((
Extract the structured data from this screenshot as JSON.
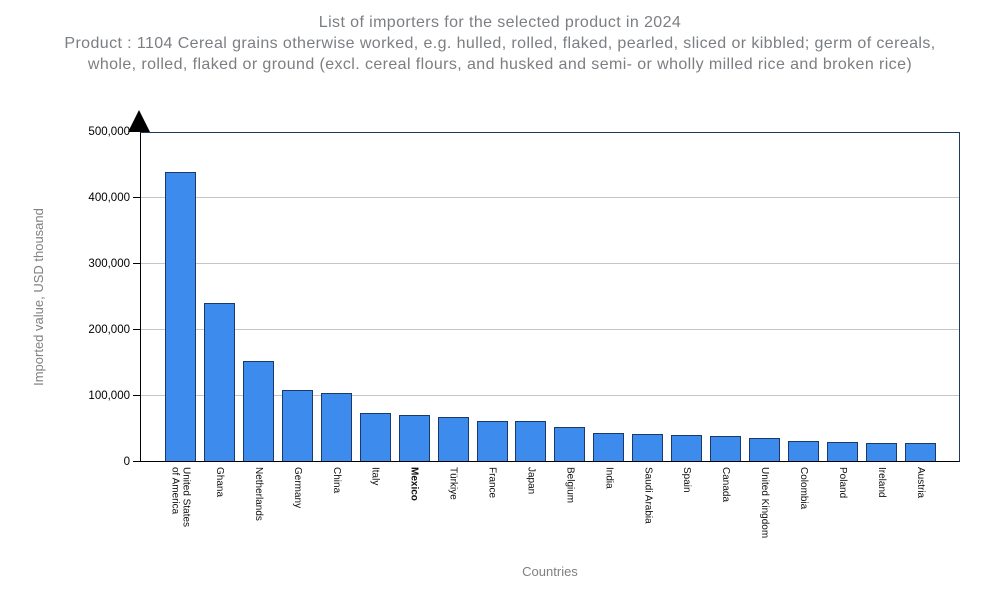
{
  "header": {
    "title": "List of importers for the selected product in 2024",
    "subtitle": "Product : 1104 Cereal grains otherwise worked, e.g. hulled, rolled, flaked, pearled, sliced or kibbled; germ of cereals, whole, rolled, flaked or ground (excl. cereal flours, and husked and semi- or wholly milled rice and broken rice)"
  },
  "chart_data": {
    "type": "bar",
    "title": "List of importers for the selected product in 2024",
    "xlabel": "Countries",
    "ylabel": "Imported value, USD thousand",
    "ylim": [
      0,
      500000
    ],
    "yticks": [
      0,
      100000,
      200000,
      300000,
      400000,
      500000
    ],
    "ytick_labels": [
      "0",
      "100,000",
      "200,000",
      "300,000",
      "400,000",
      "500,000"
    ],
    "grid": true,
    "legend": "none",
    "bar_color": "#3e8bee",
    "bar_border_color": "#1a3a6b",
    "highlighted_category": "Mexico",
    "bold_index": 6,
    "categories": [
      "United States\nof America",
      "Ghana",
      "Netherlands",
      "Germany",
      "China",
      "Italy",
      "Mexico",
      "Türkiye",
      "France",
      "Japan",
      "Belgium",
      "India",
      "Saudi Arabia",
      "Spain",
      "Canada",
      "United Kingdom",
      "Colombia",
      "Poland",
      "Ireland",
      "Austria"
    ],
    "values": [
      438000,
      240000,
      152000,
      108000,
      103000,
      72000,
      69500,
      66000,
      61000,
      60500,
      51000,
      43000,
      41500,
      40000,
      38000,
      34500,
      31000,
      29000,
      28000,
      27500
    ]
  }
}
))
### INSTRUCTIONS FOR THE TASK
Quote the full listing above word for word; exclude every picture from the copy.

### REPLY
Extract the structured data from this screenshot as JSON.
{
  "header": {
    "title": "List of importers for the selected product in 2024",
    "subtitle": "Product : 1104 Cereal grains otherwise worked, e.g. hulled, rolled, flaked, pearled, sliced or kibbled; germ of cereals, whole, rolled, flaked or ground (excl. cereal flours, and husked and semi- or wholly milled rice and broken rice)"
  },
  "chart_data": {
    "type": "bar",
    "title": "List of importers for the selected product in 2024",
    "xlabel": "Countries",
    "ylabel": "Imported value, USD thousand",
    "ylim": [
      0,
      500000
    ],
    "yticks": [
      0,
      100000,
      200000,
      300000,
      400000,
      500000
    ],
    "ytick_labels": [
      "0",
      "100,000",
      "200,000",
      "300,000",
      "400,000",
      "500,000"
    ],
    "grid": true,
    "legend": "none",
    "bar_color": "#3e8bee",
    "bar_border_color": "#1a3a6b",
    "highlighted_category": "Mexico",
    "bold_index": 6,
    "categories": [
      "United States\nof America",
      "Ghana",
      "Netherlands",
      "Germany",
      "China",
      "Italy",
      "Mexico",
      "Türkiye",
      "France",
      "Japan",
      "Belgium",
      "India",
      "Saudi Arabia",
      "Spain",
      "Canada",
      "United Kingdom",
      "Colombia",
      "Poland",
      "Ireland",
      "Austria"
    ],
    "values": [
      438000,
      240000,
      152000,
      108000,
      103000,
      72000,
      69500,
      66000,
      61000,
      60500,
      51000,
      43000,
      41500,
      40000,
      38000,
      34500,
      31000,
      29000,
      28000,
      27500
    ]
  }
}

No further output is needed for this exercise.